Alright: The biopsy is positive for cancer. Dammit...
So taking the bull by the horns I decide to tell the boybarians right away. I plan to say something eloquent, inspiring, hopeful... "I have breast cancer..." is all I can manage before bursting into tears. They freeze. Big kid has glassy eyes. Lil brother stares wide eyed, alarmed. They look from me to their dad.... breaths held. The moment suspended. And even I glance at Mr B who simply stands as a sentinel, resolute, not rushing the moment or pushing it forward with useless words. We simply sit in this fragile moment-together.
I am sure there will be more of these moments. And there has been. As I explain to lil brother later, "I am mad and sad." "At me?" he worries. And I chuckle. I assure him, no, no-he's off the hook-for now...
And indeed real life does eclipse the "big moments." I did several loads of laundry today, emptied the dishwasher, and within 17 minutes of my major revelation, the boys were fighting, had spilled a cup of Ramen noodles on the carpet, and had already used 18 plastic cups that were spread on the kitchen counter...

WORK ORDER 1
In the post about the breast cancer diagnosis, how long after the revelation were the boys already fighting?
WORK ORDER 2
Continue the post about the breast cancer diagnosis, picking up after its final sentence.

INFORMATION SUPPLIED

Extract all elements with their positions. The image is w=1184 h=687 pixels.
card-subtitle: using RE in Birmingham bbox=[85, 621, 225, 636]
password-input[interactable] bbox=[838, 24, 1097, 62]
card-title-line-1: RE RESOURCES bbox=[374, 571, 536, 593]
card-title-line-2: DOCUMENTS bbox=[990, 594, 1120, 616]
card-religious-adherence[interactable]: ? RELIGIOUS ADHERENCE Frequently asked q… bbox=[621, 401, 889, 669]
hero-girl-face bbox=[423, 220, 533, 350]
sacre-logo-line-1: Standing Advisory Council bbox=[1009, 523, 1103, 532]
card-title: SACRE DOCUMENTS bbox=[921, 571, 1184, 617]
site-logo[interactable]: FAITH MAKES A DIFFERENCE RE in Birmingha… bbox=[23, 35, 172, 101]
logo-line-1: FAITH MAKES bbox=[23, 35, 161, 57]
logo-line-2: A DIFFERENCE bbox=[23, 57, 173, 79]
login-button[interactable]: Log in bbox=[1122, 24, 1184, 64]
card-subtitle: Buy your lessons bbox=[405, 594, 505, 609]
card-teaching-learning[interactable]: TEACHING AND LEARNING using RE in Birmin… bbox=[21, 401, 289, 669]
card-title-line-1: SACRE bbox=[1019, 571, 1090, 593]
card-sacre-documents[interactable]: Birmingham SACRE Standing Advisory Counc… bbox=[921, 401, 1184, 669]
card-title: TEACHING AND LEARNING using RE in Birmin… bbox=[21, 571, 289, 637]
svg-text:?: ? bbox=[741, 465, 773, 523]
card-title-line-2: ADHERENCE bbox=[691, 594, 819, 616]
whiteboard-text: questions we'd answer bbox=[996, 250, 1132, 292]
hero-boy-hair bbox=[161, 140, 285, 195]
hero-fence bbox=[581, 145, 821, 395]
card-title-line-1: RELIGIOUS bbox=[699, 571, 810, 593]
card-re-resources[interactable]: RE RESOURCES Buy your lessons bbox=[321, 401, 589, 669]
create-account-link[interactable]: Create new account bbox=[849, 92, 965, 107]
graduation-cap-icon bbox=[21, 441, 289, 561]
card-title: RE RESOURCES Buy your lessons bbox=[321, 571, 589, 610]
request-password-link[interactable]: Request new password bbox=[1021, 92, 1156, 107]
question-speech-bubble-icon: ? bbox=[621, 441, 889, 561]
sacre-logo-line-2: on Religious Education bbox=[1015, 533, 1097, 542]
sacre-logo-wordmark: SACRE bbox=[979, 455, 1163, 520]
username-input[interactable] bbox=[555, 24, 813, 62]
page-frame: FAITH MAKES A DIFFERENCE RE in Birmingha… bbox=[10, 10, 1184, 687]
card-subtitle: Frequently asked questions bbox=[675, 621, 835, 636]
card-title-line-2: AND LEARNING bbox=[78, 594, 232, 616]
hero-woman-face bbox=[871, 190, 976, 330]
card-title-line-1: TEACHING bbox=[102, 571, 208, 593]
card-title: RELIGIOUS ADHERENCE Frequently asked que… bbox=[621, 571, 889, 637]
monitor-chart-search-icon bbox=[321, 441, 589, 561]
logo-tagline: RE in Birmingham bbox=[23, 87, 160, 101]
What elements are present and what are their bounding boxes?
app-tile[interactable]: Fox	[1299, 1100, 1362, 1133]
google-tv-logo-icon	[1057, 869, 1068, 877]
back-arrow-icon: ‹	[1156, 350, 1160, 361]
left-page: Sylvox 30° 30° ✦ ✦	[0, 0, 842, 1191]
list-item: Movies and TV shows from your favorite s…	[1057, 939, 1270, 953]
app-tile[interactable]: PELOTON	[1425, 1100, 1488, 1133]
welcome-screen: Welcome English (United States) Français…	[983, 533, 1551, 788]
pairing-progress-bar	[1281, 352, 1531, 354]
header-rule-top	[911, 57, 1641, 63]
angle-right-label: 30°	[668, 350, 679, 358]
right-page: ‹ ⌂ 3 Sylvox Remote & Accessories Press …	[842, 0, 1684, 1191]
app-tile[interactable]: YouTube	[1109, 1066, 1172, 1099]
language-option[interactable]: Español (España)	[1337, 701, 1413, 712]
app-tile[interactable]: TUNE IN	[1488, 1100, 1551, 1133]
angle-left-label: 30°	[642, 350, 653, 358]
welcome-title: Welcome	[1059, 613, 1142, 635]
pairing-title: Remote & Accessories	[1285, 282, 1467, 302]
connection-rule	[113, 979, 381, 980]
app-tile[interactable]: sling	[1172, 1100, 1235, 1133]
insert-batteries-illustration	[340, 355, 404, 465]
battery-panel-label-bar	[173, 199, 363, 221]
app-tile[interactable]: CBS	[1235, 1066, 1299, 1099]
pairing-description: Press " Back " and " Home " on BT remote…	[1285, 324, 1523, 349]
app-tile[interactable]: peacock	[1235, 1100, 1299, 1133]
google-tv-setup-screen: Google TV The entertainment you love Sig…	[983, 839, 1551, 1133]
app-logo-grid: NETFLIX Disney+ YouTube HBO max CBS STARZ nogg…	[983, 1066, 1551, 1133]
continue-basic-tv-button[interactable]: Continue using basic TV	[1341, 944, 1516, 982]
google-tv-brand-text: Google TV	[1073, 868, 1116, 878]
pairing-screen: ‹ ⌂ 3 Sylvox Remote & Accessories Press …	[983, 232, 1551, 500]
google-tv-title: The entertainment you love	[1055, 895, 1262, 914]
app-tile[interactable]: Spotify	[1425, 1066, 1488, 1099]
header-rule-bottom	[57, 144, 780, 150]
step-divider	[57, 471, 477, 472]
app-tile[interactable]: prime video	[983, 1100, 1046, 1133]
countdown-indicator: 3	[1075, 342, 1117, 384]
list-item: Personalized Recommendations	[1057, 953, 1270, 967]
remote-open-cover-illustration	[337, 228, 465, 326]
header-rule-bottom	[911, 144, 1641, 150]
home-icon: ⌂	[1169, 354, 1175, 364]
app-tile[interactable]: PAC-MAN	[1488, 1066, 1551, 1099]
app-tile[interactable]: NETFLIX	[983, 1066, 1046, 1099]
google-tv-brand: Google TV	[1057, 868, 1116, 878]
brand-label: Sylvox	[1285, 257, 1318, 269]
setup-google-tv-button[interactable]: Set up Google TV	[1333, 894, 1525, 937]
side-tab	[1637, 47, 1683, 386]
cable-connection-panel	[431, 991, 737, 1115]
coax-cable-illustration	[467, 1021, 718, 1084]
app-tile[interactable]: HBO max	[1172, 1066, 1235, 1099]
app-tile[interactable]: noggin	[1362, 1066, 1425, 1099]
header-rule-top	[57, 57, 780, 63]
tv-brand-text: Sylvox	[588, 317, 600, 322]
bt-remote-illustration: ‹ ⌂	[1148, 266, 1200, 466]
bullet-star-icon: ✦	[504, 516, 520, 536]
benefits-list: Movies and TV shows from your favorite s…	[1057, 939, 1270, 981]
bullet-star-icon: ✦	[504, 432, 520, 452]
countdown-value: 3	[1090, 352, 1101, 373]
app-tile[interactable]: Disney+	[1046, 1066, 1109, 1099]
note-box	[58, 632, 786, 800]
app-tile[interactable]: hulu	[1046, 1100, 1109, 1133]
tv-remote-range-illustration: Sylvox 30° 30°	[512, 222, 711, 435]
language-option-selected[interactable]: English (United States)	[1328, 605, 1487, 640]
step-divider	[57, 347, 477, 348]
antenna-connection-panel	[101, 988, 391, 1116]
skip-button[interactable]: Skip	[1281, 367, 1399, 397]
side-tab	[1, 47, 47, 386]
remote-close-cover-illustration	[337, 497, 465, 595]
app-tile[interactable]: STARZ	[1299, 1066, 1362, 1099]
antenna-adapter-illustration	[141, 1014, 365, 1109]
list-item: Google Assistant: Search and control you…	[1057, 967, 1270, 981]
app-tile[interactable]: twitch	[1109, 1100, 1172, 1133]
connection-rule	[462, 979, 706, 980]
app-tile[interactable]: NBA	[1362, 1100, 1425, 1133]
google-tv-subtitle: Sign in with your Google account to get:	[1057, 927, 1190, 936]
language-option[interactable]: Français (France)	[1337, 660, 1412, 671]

YOUR RESPONSE 1
Within 17 minutes.

YOUR RESPONSE 2
A friend said to me today, "Our love stories and our tragedies are never as elegant as we plan." So true. So very, very true.
On Friday I will meet with the doc to discuss "options." We caught this early (Mr B is feeling righteous and justified about this) and the cancer is small-a blessing, indeed. Our little world is going to have a few bumps in the road, but we will take them one hurtle at a time.
Blessings-as always!
My condolences. That sucks. And insert whatever is the most appropriate thing to say here. You've been on my mind this week. Are you going back to work?
ReplyDeleteI have a good friend who shares your profession, different subject area, and has survived breast cancer and can connect you to her. She is wise and strong and awesome.